→ **DESCRIPTION OF THE TASK**
Copy out every line of the records where the string "this" occurs.
▬▬▬▬▬▬
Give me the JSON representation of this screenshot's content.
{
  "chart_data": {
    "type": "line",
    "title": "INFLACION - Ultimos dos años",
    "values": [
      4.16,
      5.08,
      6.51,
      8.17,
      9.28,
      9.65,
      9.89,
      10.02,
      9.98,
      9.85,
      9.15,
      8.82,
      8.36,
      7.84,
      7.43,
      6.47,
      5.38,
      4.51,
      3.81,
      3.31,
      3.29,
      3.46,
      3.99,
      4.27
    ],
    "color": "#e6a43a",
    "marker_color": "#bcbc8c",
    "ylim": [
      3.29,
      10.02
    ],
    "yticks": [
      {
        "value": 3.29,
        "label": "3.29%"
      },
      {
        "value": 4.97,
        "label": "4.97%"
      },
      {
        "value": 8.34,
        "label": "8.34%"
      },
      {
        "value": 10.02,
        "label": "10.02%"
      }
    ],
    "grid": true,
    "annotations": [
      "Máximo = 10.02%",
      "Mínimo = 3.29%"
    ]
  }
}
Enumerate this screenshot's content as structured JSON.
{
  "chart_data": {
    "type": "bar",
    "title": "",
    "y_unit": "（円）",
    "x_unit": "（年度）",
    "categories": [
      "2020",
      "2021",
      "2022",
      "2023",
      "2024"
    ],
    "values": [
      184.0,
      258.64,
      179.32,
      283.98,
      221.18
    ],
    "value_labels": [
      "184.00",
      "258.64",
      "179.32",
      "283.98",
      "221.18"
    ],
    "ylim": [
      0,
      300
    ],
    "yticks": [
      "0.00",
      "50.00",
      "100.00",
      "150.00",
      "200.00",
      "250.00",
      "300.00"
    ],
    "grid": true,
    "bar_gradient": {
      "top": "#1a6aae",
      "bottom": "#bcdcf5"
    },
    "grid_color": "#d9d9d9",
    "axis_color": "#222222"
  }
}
▬▬▬▬▬▬
→ **FINAL ANSWER**
Give me the JSON representation of this screenshot's content.
Enumerate this screenshot's content as structured JSON.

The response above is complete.